### SOURCE RECORDS
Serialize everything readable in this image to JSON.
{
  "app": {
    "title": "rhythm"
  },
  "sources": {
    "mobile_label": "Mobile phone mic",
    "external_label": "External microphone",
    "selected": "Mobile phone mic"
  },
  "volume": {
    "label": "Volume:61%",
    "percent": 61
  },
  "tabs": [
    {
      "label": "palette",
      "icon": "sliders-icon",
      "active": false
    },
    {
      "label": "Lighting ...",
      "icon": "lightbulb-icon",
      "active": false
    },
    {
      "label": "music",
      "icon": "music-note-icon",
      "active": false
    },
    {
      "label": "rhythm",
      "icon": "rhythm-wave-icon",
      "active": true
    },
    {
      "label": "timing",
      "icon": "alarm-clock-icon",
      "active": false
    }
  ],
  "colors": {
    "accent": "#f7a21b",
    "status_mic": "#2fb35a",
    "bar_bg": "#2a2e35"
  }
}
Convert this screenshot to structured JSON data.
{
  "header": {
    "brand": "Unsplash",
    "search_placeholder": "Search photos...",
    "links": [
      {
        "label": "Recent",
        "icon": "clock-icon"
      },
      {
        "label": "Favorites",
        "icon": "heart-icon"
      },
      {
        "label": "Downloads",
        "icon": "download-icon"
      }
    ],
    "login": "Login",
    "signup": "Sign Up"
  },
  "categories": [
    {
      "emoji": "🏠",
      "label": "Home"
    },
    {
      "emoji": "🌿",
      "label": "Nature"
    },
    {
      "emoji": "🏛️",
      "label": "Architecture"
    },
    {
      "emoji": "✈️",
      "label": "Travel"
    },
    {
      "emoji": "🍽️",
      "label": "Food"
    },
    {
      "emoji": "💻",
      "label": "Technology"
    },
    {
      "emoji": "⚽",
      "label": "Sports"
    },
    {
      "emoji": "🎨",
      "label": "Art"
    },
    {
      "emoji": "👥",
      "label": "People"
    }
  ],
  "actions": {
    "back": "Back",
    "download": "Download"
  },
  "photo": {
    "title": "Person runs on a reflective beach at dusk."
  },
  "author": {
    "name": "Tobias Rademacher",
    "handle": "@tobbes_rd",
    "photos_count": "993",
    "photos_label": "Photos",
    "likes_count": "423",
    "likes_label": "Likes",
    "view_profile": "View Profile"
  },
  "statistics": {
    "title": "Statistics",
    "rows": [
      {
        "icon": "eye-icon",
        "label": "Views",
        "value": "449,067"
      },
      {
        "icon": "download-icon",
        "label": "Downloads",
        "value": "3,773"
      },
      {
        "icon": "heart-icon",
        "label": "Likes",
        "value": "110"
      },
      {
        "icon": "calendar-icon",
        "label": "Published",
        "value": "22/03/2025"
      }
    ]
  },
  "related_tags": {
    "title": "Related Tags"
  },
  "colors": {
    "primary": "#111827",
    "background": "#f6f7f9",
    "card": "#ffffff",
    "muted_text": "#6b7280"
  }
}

### WHAT TO WORK ON
Every record should be repeated exactly; please leave none out.

### TASK ANSWER
Serialize everything readable in this image to JSON.
{
  "app": {
    "title": "rhythm"
  },
  "sources": {
    "mobile_label": "Mobile phone mic",
    "external_label": "External microphone",
    "selected": "Mobile phone mic"
  },
  "volume": {
    "label": "Volume:61%",
    "percent": 61
  },
  "tabs": [
    {
      "label": "palette",
      "icon": "sliders-icon",
      "active": false
    },
    {
      "label": "Lighting ...",
      "icon": "lightbulb-icon",
      "active": false
    },
    {
      "label": "music",
      "icon": "music-note-icon",
      "active": false
    },
    {
      "label": "rhythm",
      "icon": "rhythm-wave-icon",
      "active": true
    },
    {
      "label": "timing",
      "icon": "alarm-clock-icon",
      "active": false
    }
  ],
  "colors": {
    "accent": "#f7a21b",
    "status_mic": "#2fb35a",
    "bar_bg": "#2a2e35"
  }
}
Convert this screenshot to structured JSON data.
{
  "header": {
    "brand": "Unsplash",
    "search_placeholder": "Search photos...",
    "links": [
      {
        "label": "Recent",
        "icon": "clock-icon"
      },
      {
        "label": "Favorites",
        "icon": "heart-icon"
      },
      {
        "label": "Downloads",
        "icon": "download-icon"
      }
    ],
    "login": "Login",
    "signup": "Sign Up"
  },
  "categories": [
    {
      "emoji": "🏠",
      "label": "Home"
    },
    {
      "emoji": "🌿",
      "label": "Nature"
    },
    {
      "emoji": "🏛️",
      "label": "Architecture"
    },
    {
      "emoji": "✈️",
      "label": "Travel"
    },
    {
      "emoji": "🍽️",
      "label": "Food"
    },
    {
      "emoji": "💻",
      "label": "Technology"
    },
    {
      "emoji": "⚽",
      "label": "Sports"
    },
    {
      "emoji": "🎨",
      "label": "Art"
    },
    {
      "emoji": "👥",
      "label": "People"
    }
  ],
  "actions": {
    "back": "Back",
    "download": "Download"
  },
  "photo": {
    "title": "Person runs on a reflective beach at dusk."
  },
  "author": {
    "name": "Tobias Rademacher",
    "handle": "@tobbes_rd",
    "photos_count": "993",
    "photos_label": "Photos",
    "likes_count": "423",
    "likes_label": "Likes",
    "view_profile": "View Profile"
  },
  "statistics": {
    "title": "Statistics",
    "rows": [
      {
        "icon": "eye-icon",
        "label": "Views",
        "value": "449,067"
      },
      {
        "icon": "download-icon",
        "label": "Downloads",
        "value": "3,773"
      },
      {
        "icon": "heart-icon",
        "label": "Likes",
        "value": "110"
      },
      {
        "icon": "calendar-icon",
        "label": "Published",
        "value": "22/03/2025"
      }
    ]
  },
  "related_tags": {
    "title": "Related Tags"
  },
  "colors": {
    "primary": "#111827",
    "background": "#f6f7f9",
    "card": "#ffffff",
    "muted_text": "#6b7280"
  }
}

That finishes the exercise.